_TASK DETAILS_: The records that follow must be repeated verbatim, every one of them.

_PROVIDED ENTRIES_:
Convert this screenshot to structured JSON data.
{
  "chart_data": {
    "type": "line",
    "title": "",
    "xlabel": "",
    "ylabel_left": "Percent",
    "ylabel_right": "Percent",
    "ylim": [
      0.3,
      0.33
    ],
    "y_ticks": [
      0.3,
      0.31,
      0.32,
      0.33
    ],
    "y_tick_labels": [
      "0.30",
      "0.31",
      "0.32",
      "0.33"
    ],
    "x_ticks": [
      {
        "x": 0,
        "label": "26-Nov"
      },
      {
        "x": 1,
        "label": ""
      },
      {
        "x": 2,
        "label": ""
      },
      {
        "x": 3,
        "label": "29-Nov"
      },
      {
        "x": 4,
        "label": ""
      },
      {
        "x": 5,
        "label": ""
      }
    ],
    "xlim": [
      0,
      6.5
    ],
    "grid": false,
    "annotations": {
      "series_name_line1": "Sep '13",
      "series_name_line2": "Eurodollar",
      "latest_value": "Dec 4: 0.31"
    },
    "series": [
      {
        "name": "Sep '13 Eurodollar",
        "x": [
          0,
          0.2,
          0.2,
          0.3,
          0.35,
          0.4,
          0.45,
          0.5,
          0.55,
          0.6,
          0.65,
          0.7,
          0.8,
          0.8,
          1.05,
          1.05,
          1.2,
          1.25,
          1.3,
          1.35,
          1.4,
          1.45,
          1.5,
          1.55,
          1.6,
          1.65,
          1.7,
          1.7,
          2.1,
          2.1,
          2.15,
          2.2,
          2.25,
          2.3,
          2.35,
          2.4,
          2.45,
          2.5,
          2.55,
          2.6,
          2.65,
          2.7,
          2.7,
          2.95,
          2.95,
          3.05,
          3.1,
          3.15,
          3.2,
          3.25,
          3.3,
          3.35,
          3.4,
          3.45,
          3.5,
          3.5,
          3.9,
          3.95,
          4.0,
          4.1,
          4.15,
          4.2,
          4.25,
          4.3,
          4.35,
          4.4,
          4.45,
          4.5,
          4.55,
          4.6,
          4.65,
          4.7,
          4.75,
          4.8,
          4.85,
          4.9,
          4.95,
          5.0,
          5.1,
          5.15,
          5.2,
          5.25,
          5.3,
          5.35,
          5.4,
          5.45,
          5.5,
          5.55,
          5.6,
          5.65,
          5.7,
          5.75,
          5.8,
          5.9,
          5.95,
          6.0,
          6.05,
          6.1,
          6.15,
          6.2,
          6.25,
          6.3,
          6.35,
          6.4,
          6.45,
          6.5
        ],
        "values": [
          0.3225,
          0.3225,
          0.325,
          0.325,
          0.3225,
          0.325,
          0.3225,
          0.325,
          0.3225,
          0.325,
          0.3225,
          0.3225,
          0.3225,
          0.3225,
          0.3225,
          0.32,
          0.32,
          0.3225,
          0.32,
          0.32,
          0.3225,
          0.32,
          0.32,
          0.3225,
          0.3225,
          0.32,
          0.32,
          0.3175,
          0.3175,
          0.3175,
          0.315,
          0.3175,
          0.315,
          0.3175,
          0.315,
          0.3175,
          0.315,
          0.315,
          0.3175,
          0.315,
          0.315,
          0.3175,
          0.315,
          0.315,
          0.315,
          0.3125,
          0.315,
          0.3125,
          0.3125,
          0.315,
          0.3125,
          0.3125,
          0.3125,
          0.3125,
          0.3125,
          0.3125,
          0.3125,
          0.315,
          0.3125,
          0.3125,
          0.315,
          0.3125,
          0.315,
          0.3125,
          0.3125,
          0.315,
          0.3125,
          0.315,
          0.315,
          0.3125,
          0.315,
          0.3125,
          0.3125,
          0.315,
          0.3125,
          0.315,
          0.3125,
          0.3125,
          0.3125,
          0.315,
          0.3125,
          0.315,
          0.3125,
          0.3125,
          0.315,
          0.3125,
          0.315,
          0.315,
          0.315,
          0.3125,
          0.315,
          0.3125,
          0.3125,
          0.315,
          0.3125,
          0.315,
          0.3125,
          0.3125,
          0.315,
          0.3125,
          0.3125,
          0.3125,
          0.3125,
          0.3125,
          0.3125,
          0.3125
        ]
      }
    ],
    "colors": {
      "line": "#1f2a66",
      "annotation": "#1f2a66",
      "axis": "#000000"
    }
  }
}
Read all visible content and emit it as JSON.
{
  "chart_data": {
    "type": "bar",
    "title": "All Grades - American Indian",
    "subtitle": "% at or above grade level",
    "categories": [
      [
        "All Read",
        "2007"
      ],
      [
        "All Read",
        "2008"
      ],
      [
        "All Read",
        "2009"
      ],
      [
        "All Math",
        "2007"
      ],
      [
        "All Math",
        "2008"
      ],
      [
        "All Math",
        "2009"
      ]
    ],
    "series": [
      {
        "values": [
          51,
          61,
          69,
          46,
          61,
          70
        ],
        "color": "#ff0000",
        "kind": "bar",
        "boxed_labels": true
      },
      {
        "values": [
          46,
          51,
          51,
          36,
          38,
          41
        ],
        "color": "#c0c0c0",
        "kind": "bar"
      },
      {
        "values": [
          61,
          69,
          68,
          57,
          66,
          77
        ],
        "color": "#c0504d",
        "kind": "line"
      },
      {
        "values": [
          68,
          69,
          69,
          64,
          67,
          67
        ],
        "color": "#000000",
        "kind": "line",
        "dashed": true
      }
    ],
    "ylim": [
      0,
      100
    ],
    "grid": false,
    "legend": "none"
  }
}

_FULL SOLUTION_:
Convert this screenshot to structured JSON data.
{
  "chart_data": {
    "type": "line",
    "title": "",
    "xlabel": "",
    "ylabel_left": "Percent",
    "ylabel_right": "Percent",
    "ylim": [
      0.3,
      0.33
    ],
    "y_ticks": [
      0.3,
      0.31,
      0.32,
      0.33
    ],
    "y_tick_labels": [
      "0.30",
      "0.31",
      "0.32",
      "0.33"
    ],
    "x_ticks": [
      {
        "x": 0,
        "label": "26-Nov"
      },
      {
        "x": 1,
        "label": ""
      },
      {
        "x": 2,
        "label": ""
      },
      {
        "x": 3,
        "label": "29-Nov"
      },
      {
        "x": 4,
        "label": ""
      },
      {
        "x": 5,
        "label": ""
      }
    ],
    "xlim": [
      0,
      6.5
    ],
    "grid": false,
    "annotations": {
      "series_name_line1": "Sep '13",
      "series_name_line2": "Eurodollar",
      "latest_value": "Dec 4: 0.31"
    },
    "series": [
      {
        "name": "Sep '13 Eurodollar",
        "x": [
          0,
          0.2,
          0.2,
          0.3,
          0.35,
          0.4,
          0.45,
          0.5,
          0.55,
          0.6,
          0.65,
          0.7,
          0.8,
          0.8,
          1.05,
          1.05,
          1.2,
          1.25,
          1.3,
          1.35,
          1.4,
          1.45,
          1.5,
          1.55,
          1.6,
          1.65,
          1.7,
          1.7,
          2.1,
          2.1,
          2.15,
          2.2,
          2.25,
          2.3,
          2.35,
          2.4,
          2.45,
          2.5,
          2.55,
          2.6,
          2.65,
          2.7,
          2.7,
          2.95,
          2.95,
          3.05,
          3.1,
          3.15,
          3.2,
          3.25,
          3.3,
          3.35,
          3.4,
          3.45,
          3.5,
          3.5,
          3.9,
          3.95,
          4.0,
          4.1,
          4.15,
          4.2,
          4.25,
          4.3,
          4.35,
          4.4,
          4.45,
          4.5,
          4.55,
          4.6,
          4.65,
          4.7,
          4.75,
          4.8,
          4.85,
          4.9,
          4.95,
          5.0,
          5.1,
          5.15,
          5.2,
          5.25,
          5.3,
          5.35,
          5.4,
          5.45,
          5.5,
          5.55,
          5.6,
          5.65,
          5.7,
          5.75,
          5.8,
          5.9,
          5.95,
          6.0,
          6.05,
          6.1,
          6.15,
          6.2,
          6.25,
          6.3,
          6.35,
          6.4,
          6.45,
          6.5
        ],
        "values": [
          0.3225,
          0.3225,
          0.325,
          0.325,
          0.3225,
          0.325,
          0.3225,
          0.325,
          0.3225,
          0.325,
          0.3225,
          0.3225,
          0.3225,
          0.3225,
          0.3225,
          0.32,
          0.32,
          0.3225,
          0.32,
          0.32,
          0.3225,
          0.32,
          0.32,
          0.3225,
          0.3225,
          0.32,
          0.32,
          0.3175,
          0.3175,
          0.3175,
          0.315,
          0.3175,
          0.315,
          0.3175,
          0.315,
          0.3175,
          0.315,
          0.315,
          0.3175,
          0.315,
          0.315,
          0.3175,
          0.315,
          0.315,
          0.315,
          0.3125,
          0.315,
          0.3125,
          0.3125,
          0.315,
          0.3125,
          0.3125,
          0.3125,
          0.3125,
          0.3125,
          0.3125,
          0.3125,
          0.315,
          0.3125,
          0.3125,
          0.315,
          0.3125,
          0.315,
          0.3125,
          0.3125,
          0.315,
          0.3125,
          0.315,
          0.315,
          0.3125,
          0.315,
          0.3125,
          0.3125,
          0.315,
          0.3125,
          0.315,
          0.3125,
          0.3125,
          0.3125,
          0.315,
          0.3125,
          0.315,
          0.3125,
          0.3125,
          0.315,
          0.3125,
          0.315,
          0.315,
          0.315,
          0.3125,
          0.315,
          0.3125,
          0.3125,
          0.315,
          0.3125,
          0.315,
          0.3125,
          0.3125,
          0.315,
          0.3125,
          0.3125,
          0.3125,
          0.3125,
          0.3125,
          0.3125,
          0.3125
        ]
      }
    ],
    "colors": {
      "line": "#1f2a66",
      "annotation": "#1f2a66",
      "axis": "#000000"
    }
  }
}
Read all visible content and emit it as JSON.
{
  "chart_data": {
    "type": "bar",
    "title": "All Grades - American Indian",
    "subtitle": "% at or above grade level",
    "categories": [
      [
        "All Read",
        "2007"
      ],
      [
        "All Read",
        "2008"
      ],
      [
        "All Read",
        "2009"
      ],
      [
        "All Math",
        "2007"
      ],
      [
        "All Math",
        "2008"
      ],
      [
        "All Math",
        "2009"
      ]
    ],
    "series": [
      {
        "values": [
          51,
          61,
          69,
          46,
          61,
          70
        ],
        "color": "#ff0000",
        "kind": "bar",
        "boxed_labels": true
      },
      {
        "values": [
          46,
          51,
          51,
          36,
          38,
          41
        ],
        "color": "#c0c0c0",
        "kind": "bar"
      },
      {
        "values": [
          61,
          69,
          68,
          57,
          66,
          77
        ],
        "color": "#c0504d",
        "kind": "line"
      },
      {
        "values": [
          68,
          69,
          69,
          64,
          67,
          67
        ],
        "color": "#000000",
        "kind": "line",
        "dashed": true
      }
    ],
    "ylim": [
      0,
      100
    ],
    "grid": false,
    "legend": "none"
  }
}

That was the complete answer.